** start of LISTED ENTRIES **

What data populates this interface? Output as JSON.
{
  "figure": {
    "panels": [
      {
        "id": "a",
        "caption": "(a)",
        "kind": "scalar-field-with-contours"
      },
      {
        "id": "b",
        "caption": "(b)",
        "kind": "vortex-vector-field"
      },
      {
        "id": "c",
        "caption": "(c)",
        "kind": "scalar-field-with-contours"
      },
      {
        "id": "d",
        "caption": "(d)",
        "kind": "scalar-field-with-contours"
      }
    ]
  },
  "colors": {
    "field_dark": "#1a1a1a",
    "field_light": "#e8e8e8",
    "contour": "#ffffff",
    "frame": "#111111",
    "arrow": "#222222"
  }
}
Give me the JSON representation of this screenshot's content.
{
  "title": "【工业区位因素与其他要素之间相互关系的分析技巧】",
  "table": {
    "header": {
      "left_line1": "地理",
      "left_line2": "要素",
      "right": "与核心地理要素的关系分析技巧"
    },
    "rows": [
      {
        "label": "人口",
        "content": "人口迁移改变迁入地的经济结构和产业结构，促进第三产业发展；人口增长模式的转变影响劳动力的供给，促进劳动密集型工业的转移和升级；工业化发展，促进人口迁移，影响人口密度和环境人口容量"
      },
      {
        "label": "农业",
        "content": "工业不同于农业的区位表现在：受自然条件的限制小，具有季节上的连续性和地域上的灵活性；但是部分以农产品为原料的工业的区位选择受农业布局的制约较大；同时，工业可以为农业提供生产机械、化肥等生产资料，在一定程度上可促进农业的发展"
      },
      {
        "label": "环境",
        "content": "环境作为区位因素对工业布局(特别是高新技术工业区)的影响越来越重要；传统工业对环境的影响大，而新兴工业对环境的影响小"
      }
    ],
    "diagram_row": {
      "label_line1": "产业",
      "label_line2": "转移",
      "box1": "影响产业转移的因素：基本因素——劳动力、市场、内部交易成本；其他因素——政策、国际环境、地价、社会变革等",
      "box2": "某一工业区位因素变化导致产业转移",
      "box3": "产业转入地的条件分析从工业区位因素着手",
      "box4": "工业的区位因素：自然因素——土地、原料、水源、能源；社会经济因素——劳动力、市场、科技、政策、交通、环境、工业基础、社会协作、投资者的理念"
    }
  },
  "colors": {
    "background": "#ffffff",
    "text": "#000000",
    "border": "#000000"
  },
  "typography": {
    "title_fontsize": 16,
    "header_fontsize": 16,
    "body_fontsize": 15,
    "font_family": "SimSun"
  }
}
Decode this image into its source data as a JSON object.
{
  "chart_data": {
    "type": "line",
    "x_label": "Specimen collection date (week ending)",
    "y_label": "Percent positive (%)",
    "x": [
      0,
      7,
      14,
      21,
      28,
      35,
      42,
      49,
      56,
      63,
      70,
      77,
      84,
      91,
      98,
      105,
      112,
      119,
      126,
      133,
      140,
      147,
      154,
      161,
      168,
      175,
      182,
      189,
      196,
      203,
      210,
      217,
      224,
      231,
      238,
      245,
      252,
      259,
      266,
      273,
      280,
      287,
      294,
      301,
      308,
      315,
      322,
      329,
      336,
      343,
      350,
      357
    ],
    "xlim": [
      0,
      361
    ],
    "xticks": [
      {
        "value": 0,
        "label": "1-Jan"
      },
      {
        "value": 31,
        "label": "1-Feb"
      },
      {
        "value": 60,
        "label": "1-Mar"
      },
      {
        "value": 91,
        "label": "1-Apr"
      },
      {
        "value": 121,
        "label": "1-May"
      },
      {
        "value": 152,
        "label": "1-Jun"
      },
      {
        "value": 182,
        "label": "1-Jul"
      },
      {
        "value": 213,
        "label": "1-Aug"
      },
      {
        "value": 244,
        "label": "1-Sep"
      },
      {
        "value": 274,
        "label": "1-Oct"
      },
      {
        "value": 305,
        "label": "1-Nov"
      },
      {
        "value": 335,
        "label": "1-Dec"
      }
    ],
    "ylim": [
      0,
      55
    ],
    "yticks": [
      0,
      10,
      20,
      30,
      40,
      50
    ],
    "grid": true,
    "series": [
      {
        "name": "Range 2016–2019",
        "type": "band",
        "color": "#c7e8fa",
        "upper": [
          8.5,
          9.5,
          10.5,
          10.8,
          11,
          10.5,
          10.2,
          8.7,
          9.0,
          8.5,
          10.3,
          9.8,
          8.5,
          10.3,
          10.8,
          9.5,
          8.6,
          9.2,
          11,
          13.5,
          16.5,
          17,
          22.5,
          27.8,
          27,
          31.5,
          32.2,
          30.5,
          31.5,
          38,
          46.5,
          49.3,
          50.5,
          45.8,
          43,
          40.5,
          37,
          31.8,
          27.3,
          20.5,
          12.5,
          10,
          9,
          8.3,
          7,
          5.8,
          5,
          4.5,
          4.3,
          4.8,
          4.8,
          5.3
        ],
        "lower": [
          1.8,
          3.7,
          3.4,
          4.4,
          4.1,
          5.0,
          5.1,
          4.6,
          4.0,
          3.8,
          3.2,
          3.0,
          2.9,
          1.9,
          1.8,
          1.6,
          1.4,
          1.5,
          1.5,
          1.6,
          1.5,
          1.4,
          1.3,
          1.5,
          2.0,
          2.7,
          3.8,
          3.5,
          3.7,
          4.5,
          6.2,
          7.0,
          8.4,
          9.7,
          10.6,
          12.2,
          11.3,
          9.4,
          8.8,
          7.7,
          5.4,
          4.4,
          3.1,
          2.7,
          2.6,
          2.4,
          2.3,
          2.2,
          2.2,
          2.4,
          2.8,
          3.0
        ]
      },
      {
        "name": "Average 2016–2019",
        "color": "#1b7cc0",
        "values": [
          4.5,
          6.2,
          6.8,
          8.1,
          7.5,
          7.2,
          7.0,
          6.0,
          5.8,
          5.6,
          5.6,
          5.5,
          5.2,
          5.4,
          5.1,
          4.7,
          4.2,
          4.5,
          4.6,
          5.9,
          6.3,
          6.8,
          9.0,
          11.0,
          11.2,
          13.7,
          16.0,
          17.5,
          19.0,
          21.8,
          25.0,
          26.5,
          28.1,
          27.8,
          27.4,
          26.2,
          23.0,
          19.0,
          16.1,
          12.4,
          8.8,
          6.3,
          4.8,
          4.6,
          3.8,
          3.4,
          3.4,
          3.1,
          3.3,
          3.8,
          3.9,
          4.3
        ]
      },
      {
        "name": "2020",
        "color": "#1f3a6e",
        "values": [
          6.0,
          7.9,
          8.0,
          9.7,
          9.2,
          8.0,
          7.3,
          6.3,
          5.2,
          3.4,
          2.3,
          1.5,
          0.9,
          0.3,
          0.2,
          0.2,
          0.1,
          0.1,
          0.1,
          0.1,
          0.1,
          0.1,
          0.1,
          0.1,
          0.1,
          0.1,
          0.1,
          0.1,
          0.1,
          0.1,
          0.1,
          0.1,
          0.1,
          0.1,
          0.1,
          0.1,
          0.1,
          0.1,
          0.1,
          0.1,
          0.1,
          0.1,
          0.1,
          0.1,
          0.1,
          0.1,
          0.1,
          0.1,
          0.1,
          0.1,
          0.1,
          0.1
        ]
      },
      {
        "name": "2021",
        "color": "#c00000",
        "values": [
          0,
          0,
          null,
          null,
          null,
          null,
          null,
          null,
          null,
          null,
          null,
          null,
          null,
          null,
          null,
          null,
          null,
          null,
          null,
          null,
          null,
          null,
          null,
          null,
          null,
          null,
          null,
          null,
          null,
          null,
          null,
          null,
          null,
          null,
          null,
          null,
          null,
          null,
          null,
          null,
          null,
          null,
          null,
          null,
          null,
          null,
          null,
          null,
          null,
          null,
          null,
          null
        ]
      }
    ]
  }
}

** end of LISTED ENTRIES **

GIVEN EXERCISE -
Hand back the material above in full, exactly as written.

RESPONSE TO THIS TASK -
What data populates this interface? Output as JSON.
{
  "figure": {
    "panels": [
      {
        "id": "a",
        "caption": "(a)",
        "kind": "scalar-field-with-contours"
      },
      {
        "id": "b",
        "caption": "(b)",
        "kind": "vortex-vector-field"
      },
      {
        "id": "c",
        "caption": "(c)",
        "kind": "scalar-field-with-contours"
      },
      {
        "id": "d",
        "caption": "(d)",
        "kind": "scalar-field-with-contours"
      }
    ]
  },
  "colors": {
    "field_dark": "#1a1a1a",
    "field_light": "#e8e8e8",
    "contour": "#ffffff",
    "frame": "#111111",
    "arrow": "#222222"
  }
}
Give me the JSON representation of this screenshot's content.
{
  "title": "【工业区位因素与其他要素之间相互关系的分析技巧】",
  "table": {
    "header": {
      "left_line1": "地理",
      "left_line2": "要素",
      "right": "与核心地理要素的关系分析技巧"
    },
    "rows": [
      {
        "label": "人口",
        "content": "人口迁移改变迁入地的经济结构和产业结构，促进第三产业发展；人口增长模式的转变影响劳动力的供给，促进劳动密集型工业的转移和升级；工业化发展，促进人口迁移，影响人口密度和环境人口容量"
      },
      {
        "label": "农业",
        "content": "工业不同于农业的区位表现在：受自然条件的限制小，具有季节上的连续性和地域上的灵活性；但是部分以农产品为原料的工业的区位选择受农业布局的制约较大；同时，工业可以为农业提供生产机械、化肥等生产资料，在一定程度上可促进农业的发展"
      },
      {
        "label": "环境",
        "content": "环境作为区位因素对工业布局(特别是高新技术工业区)的影响越来越重要；传统工业对环境的影响大，而新兴工业对环境的影响小"
      }
    ],
    "diagram_row": {
      "label_line1": "产业",
      "label_line2": "转移",
      "box1": "影响产业转移的因素：基本因素——劳动力、市场、内部交易成本；其他因素——政策、国际环境、地价、社会变革等",
      "box2": "某一工业区位因素变化导致产业转移",
      "box3": "产业转入地的条件分析从工业区位因素着手",
      "box4": "工业的区位因素：自然因素——土地、原料、水源、能源；社会经济因素——劳动力、市场、科技、政策、交通、环境、工业基础、社会协作、投资者的理念"
    }
  },
  "colors": {
    "background": "#ffffff",
    "text": "#000000",
    "border": "#000000"
  },
  "typography": {
    "title_fontsize": 16,
    "header_fontsize": 16,
    "body_fontsize": 15,
    "font_family": "SimSun"
  }
}
Decode this image into its source data as a JSON object.
{
  "chart_data": {
    "type": "line",
    "x_label": "Specimen collection date (week ending)",
    "y_label": "Percent positive (%)",
    "x": [
      0,
      7,
      14,
      21,
      28,
      35,
      42,
      49,
      56,
      63,
      70,
      77,
      84,
      91,
      98,
      105,
      112,
      119,
      126,
      133,
      140,
      147,
      154,
      161,
      168,
      175,
      182,
      189,
      196,
      203,
      210,
      217,
      224,
      231,
      238,
      245,
      252,
      259,
      266,
      273,
      280,
      287,
      294,
      301,
      308,
      315,
      322,
      329,
      336,
      343,
      350,
      357
    ],
    "xlim": [
      0,
      361
    ],
    "xticks": [
      {
        "value": 0,
        "label": "1-Jan"
      },
      {
        "value": 31,
        "label": "1-Feb"
      },
      {
        "value": 60,
        "label": "1-Mar"
      },
      {
        "value": 91,
        "label": "1-Apr"
      },
      {
        "value": 121,
        "label": "1-May"
      },
      {
        "value": 152,
        "label": "1-Jun"
      },
      {
        "value": 182,
        "label": "1-Jul"
      },
      {
        "value": 213,
        "label": "1-Aug"
      },
      {
        "value": 244,
        "label": "1-Sep"
      },
      {
        "value": 274,
        "label": "1-Oct"
      },
      {
        "value": 305,
        "label": "1-Nov"
      },
      {
        "value": 335,
        "label": "1-Dec"
      }
    ],
    "ylim": [
      0,
      55
    ],
    "yticks": [
      0,
      10,
      20,
      30,
      40,
      50
    ],
    "grid": true,
    "series": [
      {
        "name": "Range 2016–2019",
        "type": "band",
        "color": "#c7e8fa",
        "upper": [
          8.5,
          9.5,
          10.5,
          10.8,
          11,
          10.5,
          10.2,
          8.7,
          9.0,
          8.5,
          10.3,
          9.8,
          8.5,
          10.3,
          10.8,
          9.5,
          8.6,
          9.2,
          11,
          13.5,
          16.5,
          17,
          22.5,
          27.8,
          27,
          31.5,
          32.2,
          30.5,
          31.5,
          38,
          46.5,
          49.3,
          50.5,
          45.8,
          43,
          40.5,
          37,
          31.8,
          27.3,
          20.5,
          12.5,
          10,
          9,
          8.3,
          7,
          5.8,
          5,
          4.5,
          4.3,
          4.8,
          4.8,
          5.3
        ],
        "lower": [
          1.8,
          3.7,
          3.4,
          4.4,
          4.1,
          5.0,
          5.1,
          4.6,
          4.0,
          3.8,
          3.2,
          3.0,
          2.9,
          1.9,
          1.8,
          1.6,
          1.4,
          1.5,
          1.5,
          1.6,
          1.5,
          1.4,
          1.3,
          1.5,
          2.0,
          2.7,
          3.8,
          3.5,
          3.7,
          4.5,
          6.2,
          7.0,
          8.4,
          9.7,
          10.6,
          12.2,
          11.3,
          9.4,
          8.8,
          7.7,
          5.4,
          4.4,
          3.1,
          2.7,
          2.6,
          2.4,
          2.3,
          2.2,
          2.2,
          2.4,
          2.8,
          3.0
        ]
      },
      {
        "name": "Average 2016–2019",
        "color": "#1b7cc0",
        "values": [
          4.5,
          6.2,
          6.8,
          8.1,
          7.5,
          7.2,
          7.0,
          6.0,
          5.8,
          5.6,
          5.6,
          5.5,
          5.2,
          5.4,
          5.1,
          4.7,
          4.2,
          4.5,
          4.6,
          5.9,
          6.3,
          6.8,
          9.0,
          11.0,
          11.2,
          13.7,
          16.0,
          17.5,
          19.0,
          21.8,
          25.0,
          26.5,
          28.1,
          27.8,
          27.4,
          26.2,
          23.0,
          19.0,
          16.1,
          12.4,
          8.8,
          6.3,
          4.8,
          4.6,
          3.8,
          3.4,
          3.4,
          3.1,
          3.3,
          3.8,
          3.9,
          4.3
        ]
      },
      {
        "name": "2020",
        "color": "#1f3a6e",
        "values": [
          6.0,
          7.9,
          8.0,
          9.7,
          9.2,
          8.0,
          7.3,
          6.3,
          5.2,
          3.4,
          2.3,
          1.5,
          0.9,
          0.3,
          0.2,
          0.2,
          0.1,
          0.1,
          0.1,
          0.1,
          0.1,
          0.1,
          0.1,
          0.1,
          0.1,
          0.1,
          0.1,
          0.1,
          0.1,
          0.1,
          0.1,
          0.1,
          0.1,
          0.1,
          0.1,
          0.1,
          0.1,
          0.1,
          0.1,
          0.1,
          0.1,
          0.1,
          0.1,
          0.1,
          0.1,
          0.1,
          0.1,
          0.1,
          0.1,
          0.1,
          0.1,
          0.1
        ]
      },
      {
        "name": "2021",
        "color": "#c00000",
        "values": [
          0,
          0,
          null,
          null,
          null,
          null,
          null,
          null,
          null,
          null,
          null,
          null,
          null,
          null,
          null,
          null,
          null,
          null,
          null,
          null,
          null,
          null,
          null,
          null,
          null,
          null,
          null,
          null,
          null,
          null,
          null,
          null,
          null,
          null,
          null,
          null,
          null,
          null,
          null,
          null,
          null,
          null,
          null,
          null,
          null,
          null,
          null,
          null,
          null,
          null,
          null,
          null
        ]
      }
    ]
  }
}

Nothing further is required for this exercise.